-- Begin --

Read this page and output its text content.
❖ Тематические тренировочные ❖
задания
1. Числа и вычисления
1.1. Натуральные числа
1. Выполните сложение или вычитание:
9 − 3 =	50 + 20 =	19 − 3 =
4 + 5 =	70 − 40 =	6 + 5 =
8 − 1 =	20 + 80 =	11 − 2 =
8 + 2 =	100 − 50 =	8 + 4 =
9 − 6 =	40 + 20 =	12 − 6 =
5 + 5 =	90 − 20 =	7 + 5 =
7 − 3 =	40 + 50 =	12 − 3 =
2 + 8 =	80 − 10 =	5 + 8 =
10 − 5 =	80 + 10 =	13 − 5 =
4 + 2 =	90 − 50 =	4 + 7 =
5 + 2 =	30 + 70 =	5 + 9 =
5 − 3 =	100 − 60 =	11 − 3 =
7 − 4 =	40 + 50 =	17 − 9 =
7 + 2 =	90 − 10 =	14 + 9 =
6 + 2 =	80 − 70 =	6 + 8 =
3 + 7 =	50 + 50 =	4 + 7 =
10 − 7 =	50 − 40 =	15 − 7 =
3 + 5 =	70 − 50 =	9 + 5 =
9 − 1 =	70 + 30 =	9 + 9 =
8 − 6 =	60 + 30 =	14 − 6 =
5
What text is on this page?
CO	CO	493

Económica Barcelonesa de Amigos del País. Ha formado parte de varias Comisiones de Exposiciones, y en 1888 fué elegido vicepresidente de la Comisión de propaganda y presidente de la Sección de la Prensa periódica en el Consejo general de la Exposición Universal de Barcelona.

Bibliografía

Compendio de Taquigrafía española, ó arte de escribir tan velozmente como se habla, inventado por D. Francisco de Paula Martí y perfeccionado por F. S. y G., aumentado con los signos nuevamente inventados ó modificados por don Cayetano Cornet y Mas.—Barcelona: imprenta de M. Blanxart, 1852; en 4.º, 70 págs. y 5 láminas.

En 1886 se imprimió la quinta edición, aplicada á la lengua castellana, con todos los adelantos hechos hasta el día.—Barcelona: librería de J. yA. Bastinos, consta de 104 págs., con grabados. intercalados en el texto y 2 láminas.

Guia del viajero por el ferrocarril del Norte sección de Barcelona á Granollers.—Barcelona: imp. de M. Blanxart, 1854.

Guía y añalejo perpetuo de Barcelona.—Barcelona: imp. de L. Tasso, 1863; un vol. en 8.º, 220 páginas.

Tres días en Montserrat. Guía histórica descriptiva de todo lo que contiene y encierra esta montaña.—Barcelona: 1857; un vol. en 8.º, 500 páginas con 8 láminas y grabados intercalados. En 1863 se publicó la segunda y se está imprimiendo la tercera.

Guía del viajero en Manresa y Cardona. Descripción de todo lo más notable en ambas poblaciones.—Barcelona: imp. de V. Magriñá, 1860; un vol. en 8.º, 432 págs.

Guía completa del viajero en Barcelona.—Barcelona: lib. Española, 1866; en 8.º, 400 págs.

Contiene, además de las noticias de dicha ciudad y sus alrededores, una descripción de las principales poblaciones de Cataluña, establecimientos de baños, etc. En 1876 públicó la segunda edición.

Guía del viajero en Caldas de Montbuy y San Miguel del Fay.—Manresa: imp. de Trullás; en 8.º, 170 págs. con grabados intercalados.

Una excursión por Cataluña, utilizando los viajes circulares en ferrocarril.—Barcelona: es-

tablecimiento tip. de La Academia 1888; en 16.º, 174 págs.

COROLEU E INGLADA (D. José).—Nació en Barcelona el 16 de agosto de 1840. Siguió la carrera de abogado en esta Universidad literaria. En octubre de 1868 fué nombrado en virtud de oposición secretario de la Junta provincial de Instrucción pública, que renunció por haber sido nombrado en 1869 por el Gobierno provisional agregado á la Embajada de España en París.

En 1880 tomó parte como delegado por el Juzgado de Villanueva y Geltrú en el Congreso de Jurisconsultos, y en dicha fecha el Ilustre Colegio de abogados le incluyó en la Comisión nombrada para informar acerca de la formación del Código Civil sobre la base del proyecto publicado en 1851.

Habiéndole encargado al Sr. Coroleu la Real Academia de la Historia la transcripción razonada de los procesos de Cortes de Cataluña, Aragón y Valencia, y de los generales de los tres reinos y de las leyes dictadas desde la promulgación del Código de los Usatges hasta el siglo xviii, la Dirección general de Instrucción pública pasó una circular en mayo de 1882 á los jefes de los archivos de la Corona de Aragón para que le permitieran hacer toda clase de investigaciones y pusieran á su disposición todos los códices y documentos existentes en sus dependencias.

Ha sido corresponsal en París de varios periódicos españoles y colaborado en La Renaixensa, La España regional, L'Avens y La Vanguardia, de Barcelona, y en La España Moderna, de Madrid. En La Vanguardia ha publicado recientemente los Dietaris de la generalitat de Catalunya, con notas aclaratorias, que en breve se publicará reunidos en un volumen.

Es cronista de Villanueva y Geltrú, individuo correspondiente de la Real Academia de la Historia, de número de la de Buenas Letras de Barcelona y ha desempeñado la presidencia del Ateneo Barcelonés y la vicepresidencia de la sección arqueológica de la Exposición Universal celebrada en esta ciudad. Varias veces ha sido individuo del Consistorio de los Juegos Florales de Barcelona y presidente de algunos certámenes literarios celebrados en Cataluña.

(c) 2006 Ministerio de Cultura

-- End --

• _Task description_: Extract all of the data above without altering anything.

• _Solution to this exercise_:
Read this page and output its text content.
❖ Тематические тренировочные ❖
задания
1. Числа и вычисления
1.1. Натуральные числа
1. Выполните сложение или вычитание:
9 − 3 =	50 + 20 =	19 − 3 =
4 + 5 =	70 − 40 =	6 + 5 =
8 − 1 =	20 + 80 =	11 − 2 =
8 + 2 =	100 − 50 =	8 + 4 =
9 − 6 =	40 + 20 =	12 − 6 =
5 + 5 =	90 − 20 =	7 + 5 =
7 − 3 =	40 + 50 =	12 − 3 =
2 + 8 =	80 − 10 =	5 + 8 =
10 − 5 =	80 + 10 =	13 − 5 =
4 + 2 =	90 − 50 =	4 + 7 =
5 + 2 =	30 + 70 =	5 + 9 =
5 − 3 =	100 − 60 =	11 − 3 =
7 − 4 =	40 + 50 =	17 − 9 =
7 + 2 =	90 − 10 =	14 + 9 =
6 + 2 =	80 − 70 =	6 + 8 =
3 + 7 =	50 + 50 =	4 + 7 =
10 − 7 =	50 − 40 =	15 − 7 =
3 + 5 =	70 − 50 =	9 + 5 =
9 − 1 =	70 + 30 =	9 + 9 =
8 − 6 =	60 + 30 =	14 − 6 =
5
What text is on this page?
CO	CO	493

Económica Barcelonesa de Amigos del País. Ha formado parte de varias Comisiones de Exposiciones, y en 1888 fué elegido vicepresidente de la Comisión de propaganda y presidente de la Sección de la Prensa periódica en el Consejo general de la Exposición Universal de Barcelona.

Bibliografía

Compendio de Taquigrafía española, ó arte de escribir tan velozmente como se habla, inventado por D. Francisco de Paula Martí y perfeccionado por F. S. y G., aumentado con los signos nuevamente inventados ó modificados por don Cayetano Cornet y Mas.—Barcelona: imprenta de M. Blanxart, 1852; en 4.º, 70 págs. y 5 láminas.

En 1886 se imprimió la quinta edición, aplicada á la lengua castellana, con todos los adelantos hechos hasta el día.—Barcelona: librería de J. yA. Bastinos, consta de 104 págs., con grabados. intercalados en el texto y 2 láminas.

Guia del viajero por el ferrocarril del Norte sección de Barcelona á Granollers.—Barcelona: imp. de M. Blanxart, 1854.

Guía y añalejo perpetuo de Barcelona.—Barcelona: imp. de L. Tasso, 1863; un vol. en 8.º, 220 páginas.

Tres días en Montserrat. Guía histórica descriptiva de todo lo que contiene y encierra esta montaña.—Barcelona: 1857; un vol. en 8.º, 500 páginas con 8 láminas y grabados intercalados. En 1863 se publicó la segunda y se está imprimiendo la tercera.

Guía del viajero en Manresa y Cardona. Descripción de todo lo más notable en ambas poblaciones.—Barcelona: imp. de V. Magriñá, 1860; un vol. en 8.º, 432 págs.

Guía completa del viajero en Barcelona.—Barcelona: lib. Española, 1866; en 8.º, 400 págs.

Contiene, además de las noticias de dicha ciudad y sus alrededores, una descripción de las principales poblaciones de Cataluña, establecimientos de baños, etc. En 1876 públicó la segunda edición.

Guía del viajero en Caldas de Montbuy y San Miguel del Fay.—Manresa: imp. de Trullás; en 8.º, 170 págs. con grabados intercalados.

Una excursión por Cataluña, utilizando los viajes circulares en ferrocarril.—Barcelona: es-

tablecimiento tip. de La Academia 1888; en 16.º, 174 págs.

COROLEU E INGLADA (D. José).—Nació en Barcelona el 16 de agosto de 1840. Siguió la carrera de abogado en esta Universidad literaria. En octubre de 1868 fué nombrado en virtud de oposición secretario de la Junta provincial de Instrucción pública, que renunció por haber sido nombrado en 1869 por el Gobierno provisional agregado á la Embajada de España en París.

En 1880 tomó parte como delegado por el Juzgado de Villanueva y Geltrú en el Congreso de Jurisconsultos, y en dicha fecha el Ilustre Colegio de abogados le incluyó en la Comisión nombrada para informar acerca de la formación del Código Civil sobre la base del proyecto publicado en 1851.

Habiéndole encargado al Sr. Coroleu la Real Academia de la Historia la transcripción razonada de los procesos de Cortes de Cataluña, Aragón y Valencia, y de los generales de los tres reinos y de las leyes dictadas desde la promulgación del Código de los Usatges hasta el siglo xviii, la Dirección general de Instrucción pública pasó una circular en mayo de 1882 á los jefes de los archivos de la Corona de Aragón para que le permitieran hacer toda clase de investigaciones y pusieran á su disposición todos los códices y documentos existentes en sus dependencias.

Ha sido corresponsal en París de varios periódicos españoles y colaborado en La Renaixensa, La España regional, L'Avens y La Vanguardia, de Barcelona, y en La España Moderna, de Madrid. En La Vanguardia ha publicado recientemente los Dietaris de la generalitat de Catalunya, con notas aclaratorias, que en breve se publicará reunidos en un volumen.

Es cronista de Villanueva y Geltrú, individuo correspondiente de la Real Academia de la Historia, de número de la de Buenas Letras de Barcelona y ha desempeñado la presidencia del Ateneo Barcelonés y la vicepresidencia de la sección arqueológica de la Exposición Universal celebrada en esta ciudad. Varias veces ha sido individuo del Consistorio de los Juegos Florales de Barcelona y presidente de algunos certámenes literarios celebrados en Cataluña.

(c) 2006 Ministerio de Cultura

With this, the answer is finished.